DATA TO PROCESS
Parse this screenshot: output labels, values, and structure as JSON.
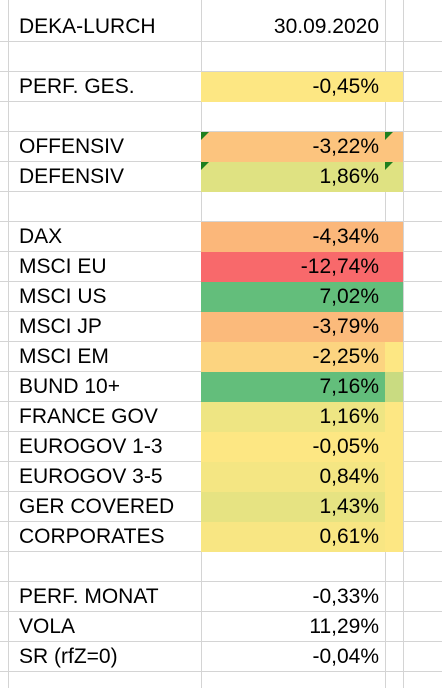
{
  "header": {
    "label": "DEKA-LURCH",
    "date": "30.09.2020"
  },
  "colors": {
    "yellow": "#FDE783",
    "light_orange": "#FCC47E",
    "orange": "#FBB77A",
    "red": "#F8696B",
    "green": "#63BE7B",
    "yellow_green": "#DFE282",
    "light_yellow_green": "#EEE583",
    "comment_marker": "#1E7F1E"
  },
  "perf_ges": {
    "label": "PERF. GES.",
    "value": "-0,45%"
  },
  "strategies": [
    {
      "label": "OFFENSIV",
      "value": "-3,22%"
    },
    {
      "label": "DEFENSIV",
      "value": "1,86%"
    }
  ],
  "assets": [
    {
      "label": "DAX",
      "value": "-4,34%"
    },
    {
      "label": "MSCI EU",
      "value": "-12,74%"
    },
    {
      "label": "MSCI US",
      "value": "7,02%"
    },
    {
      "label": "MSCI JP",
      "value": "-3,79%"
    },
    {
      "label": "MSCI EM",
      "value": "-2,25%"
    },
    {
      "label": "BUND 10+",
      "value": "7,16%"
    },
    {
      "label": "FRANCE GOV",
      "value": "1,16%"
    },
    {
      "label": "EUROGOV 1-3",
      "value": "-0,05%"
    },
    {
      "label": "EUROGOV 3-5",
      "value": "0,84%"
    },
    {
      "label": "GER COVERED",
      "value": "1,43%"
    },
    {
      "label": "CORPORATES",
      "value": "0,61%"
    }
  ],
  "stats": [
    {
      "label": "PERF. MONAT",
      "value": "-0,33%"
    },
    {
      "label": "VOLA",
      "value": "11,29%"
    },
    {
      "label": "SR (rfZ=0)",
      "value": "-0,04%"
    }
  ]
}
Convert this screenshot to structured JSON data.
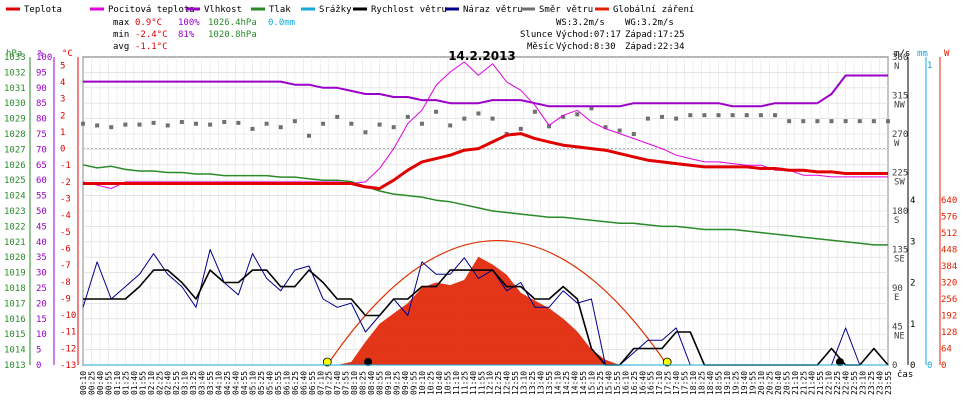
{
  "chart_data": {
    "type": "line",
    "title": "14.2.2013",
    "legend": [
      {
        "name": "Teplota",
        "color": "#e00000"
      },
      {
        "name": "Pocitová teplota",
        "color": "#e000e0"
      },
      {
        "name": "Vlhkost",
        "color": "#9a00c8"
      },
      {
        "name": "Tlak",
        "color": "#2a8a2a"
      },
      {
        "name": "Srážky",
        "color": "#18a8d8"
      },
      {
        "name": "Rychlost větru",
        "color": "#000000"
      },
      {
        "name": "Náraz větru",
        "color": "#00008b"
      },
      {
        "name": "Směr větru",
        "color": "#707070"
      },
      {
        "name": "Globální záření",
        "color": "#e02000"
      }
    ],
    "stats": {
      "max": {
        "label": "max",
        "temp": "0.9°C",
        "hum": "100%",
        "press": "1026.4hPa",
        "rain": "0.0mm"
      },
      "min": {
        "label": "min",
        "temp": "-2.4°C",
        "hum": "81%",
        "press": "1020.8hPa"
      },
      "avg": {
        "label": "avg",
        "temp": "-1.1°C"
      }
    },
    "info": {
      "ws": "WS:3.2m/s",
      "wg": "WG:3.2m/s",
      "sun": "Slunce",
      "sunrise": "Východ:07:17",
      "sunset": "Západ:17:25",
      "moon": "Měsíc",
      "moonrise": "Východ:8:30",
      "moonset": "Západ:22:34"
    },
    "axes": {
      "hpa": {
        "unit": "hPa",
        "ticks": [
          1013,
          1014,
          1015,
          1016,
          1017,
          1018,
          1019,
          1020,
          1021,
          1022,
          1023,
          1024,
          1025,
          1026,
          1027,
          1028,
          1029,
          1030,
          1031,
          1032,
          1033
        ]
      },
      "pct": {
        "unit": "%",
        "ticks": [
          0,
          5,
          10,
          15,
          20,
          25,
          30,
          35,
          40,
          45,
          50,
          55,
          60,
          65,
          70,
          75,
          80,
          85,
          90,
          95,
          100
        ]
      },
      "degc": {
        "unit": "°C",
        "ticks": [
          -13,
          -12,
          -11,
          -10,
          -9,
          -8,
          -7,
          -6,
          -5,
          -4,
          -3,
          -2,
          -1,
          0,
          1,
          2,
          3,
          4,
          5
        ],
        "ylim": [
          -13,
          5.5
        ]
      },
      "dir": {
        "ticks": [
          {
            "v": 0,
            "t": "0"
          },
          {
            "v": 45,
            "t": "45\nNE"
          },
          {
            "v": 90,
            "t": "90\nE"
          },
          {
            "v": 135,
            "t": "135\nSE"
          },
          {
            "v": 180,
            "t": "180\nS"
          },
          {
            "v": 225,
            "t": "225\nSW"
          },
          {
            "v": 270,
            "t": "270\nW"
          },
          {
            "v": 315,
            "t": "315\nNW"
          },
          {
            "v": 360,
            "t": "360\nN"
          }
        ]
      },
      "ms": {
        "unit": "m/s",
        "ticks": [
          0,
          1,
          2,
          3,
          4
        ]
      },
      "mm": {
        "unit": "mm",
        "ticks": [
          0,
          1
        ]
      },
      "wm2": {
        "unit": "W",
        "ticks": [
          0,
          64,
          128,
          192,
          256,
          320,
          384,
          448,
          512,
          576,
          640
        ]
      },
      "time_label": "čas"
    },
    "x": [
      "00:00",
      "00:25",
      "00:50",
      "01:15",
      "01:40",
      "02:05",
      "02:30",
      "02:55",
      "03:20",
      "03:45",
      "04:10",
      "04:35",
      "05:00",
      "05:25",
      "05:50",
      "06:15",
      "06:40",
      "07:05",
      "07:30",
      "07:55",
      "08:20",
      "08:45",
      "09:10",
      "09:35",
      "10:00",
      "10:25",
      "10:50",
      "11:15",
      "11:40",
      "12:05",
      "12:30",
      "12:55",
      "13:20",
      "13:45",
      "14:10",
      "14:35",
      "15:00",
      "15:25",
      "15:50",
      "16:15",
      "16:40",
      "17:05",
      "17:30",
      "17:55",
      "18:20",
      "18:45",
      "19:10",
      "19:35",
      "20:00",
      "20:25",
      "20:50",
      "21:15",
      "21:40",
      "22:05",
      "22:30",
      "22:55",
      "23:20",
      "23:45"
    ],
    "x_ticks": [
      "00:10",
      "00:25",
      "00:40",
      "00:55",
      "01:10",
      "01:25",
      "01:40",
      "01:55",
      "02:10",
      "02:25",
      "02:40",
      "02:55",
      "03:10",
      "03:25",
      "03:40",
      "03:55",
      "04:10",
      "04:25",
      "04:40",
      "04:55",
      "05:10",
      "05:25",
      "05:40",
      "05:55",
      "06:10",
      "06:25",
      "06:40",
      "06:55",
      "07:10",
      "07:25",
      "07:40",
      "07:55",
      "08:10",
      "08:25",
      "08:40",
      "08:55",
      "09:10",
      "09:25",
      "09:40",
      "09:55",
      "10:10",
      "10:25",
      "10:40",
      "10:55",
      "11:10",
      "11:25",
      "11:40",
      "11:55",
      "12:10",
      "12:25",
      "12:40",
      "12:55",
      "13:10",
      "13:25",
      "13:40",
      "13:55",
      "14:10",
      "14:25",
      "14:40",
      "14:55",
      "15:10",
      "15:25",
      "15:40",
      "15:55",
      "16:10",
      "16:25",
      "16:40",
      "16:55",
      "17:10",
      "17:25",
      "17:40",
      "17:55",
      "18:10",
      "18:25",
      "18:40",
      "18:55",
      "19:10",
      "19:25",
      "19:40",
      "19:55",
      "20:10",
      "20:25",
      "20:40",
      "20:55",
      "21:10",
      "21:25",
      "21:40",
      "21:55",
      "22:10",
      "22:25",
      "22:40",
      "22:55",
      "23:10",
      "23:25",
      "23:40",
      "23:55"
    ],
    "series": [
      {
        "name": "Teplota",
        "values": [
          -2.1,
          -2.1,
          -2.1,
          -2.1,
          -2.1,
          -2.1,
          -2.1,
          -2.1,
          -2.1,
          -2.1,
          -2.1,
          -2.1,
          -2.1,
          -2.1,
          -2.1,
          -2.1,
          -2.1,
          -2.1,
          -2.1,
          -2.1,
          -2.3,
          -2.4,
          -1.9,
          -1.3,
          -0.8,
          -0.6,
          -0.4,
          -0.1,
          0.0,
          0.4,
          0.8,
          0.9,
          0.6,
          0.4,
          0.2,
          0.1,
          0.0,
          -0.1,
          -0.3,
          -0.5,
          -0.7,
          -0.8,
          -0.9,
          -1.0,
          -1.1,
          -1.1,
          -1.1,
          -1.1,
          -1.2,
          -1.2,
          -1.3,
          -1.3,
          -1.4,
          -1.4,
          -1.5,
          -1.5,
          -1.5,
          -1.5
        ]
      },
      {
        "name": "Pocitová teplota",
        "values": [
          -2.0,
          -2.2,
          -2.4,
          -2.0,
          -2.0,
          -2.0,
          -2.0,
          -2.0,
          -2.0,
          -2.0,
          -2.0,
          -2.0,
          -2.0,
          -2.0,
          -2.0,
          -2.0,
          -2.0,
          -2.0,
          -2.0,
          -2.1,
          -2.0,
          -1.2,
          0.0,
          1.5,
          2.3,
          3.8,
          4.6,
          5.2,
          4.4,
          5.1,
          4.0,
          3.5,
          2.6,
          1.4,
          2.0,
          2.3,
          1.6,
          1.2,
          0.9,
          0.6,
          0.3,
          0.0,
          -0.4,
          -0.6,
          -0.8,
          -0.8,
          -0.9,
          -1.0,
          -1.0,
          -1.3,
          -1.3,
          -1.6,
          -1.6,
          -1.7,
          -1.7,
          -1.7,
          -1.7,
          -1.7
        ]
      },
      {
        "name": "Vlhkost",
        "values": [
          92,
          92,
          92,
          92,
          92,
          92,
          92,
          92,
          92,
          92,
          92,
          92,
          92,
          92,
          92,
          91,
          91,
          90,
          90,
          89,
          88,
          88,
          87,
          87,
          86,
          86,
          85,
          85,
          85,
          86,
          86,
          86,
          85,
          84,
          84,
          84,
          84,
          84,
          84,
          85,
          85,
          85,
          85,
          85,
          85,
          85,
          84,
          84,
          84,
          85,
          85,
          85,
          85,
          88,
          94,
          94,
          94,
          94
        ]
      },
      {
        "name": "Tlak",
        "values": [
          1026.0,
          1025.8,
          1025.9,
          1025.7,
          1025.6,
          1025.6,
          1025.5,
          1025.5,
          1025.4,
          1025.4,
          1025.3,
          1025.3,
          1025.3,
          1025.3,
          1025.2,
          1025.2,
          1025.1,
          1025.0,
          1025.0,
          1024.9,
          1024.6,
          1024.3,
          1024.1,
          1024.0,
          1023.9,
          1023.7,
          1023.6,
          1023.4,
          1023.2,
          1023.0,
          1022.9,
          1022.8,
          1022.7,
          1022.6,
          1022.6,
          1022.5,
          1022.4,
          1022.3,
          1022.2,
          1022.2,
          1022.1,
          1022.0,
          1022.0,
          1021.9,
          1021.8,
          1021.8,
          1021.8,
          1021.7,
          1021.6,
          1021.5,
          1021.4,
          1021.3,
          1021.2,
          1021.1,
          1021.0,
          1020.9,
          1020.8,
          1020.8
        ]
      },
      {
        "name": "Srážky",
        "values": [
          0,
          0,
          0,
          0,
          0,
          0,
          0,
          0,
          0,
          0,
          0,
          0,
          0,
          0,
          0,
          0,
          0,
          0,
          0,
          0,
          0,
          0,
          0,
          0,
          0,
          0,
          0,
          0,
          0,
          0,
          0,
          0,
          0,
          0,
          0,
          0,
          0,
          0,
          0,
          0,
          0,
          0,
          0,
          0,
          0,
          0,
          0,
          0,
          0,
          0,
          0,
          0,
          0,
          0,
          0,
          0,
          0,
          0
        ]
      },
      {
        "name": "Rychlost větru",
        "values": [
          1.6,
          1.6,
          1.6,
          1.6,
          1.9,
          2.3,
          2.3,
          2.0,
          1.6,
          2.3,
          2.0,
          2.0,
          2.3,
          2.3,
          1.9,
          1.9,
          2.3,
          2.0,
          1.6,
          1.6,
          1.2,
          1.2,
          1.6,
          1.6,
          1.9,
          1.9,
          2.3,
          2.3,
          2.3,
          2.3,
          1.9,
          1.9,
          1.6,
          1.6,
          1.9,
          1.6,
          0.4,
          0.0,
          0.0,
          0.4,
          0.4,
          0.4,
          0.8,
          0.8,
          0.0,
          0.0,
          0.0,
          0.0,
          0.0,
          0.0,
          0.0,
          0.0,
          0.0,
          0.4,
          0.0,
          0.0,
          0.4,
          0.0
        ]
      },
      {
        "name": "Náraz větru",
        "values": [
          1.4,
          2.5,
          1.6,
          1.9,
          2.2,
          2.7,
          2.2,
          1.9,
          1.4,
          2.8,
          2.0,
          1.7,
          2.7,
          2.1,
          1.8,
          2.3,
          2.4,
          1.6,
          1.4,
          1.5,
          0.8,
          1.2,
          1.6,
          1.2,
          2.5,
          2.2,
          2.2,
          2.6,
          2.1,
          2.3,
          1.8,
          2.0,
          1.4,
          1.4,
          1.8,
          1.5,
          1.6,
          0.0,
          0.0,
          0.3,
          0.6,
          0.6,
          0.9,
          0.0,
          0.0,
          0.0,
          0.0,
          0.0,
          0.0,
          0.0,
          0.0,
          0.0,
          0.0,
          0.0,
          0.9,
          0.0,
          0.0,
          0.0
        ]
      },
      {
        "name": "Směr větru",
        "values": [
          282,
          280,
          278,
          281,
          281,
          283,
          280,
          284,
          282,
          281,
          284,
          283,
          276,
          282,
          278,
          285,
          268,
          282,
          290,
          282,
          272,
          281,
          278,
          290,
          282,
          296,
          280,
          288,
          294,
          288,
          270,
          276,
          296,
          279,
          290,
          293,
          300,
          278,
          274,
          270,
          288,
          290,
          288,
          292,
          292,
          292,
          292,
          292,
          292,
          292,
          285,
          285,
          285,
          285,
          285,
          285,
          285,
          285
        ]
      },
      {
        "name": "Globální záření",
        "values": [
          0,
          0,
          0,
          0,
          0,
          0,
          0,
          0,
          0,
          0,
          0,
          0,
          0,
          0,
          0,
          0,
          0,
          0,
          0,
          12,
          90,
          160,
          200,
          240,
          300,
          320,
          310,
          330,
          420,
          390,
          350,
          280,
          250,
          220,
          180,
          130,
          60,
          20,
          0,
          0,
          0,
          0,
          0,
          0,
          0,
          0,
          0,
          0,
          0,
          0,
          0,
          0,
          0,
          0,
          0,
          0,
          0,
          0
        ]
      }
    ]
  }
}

DIRECTIONS FOR THIS TASK
Which lines include the word "unit"? List them all.

RESPONSE
        "unit": "hPa",
        "unit": "%",
        "unit": "°C",
        "unit": "m/s",
        "unit": "mm",
        "unit": "W",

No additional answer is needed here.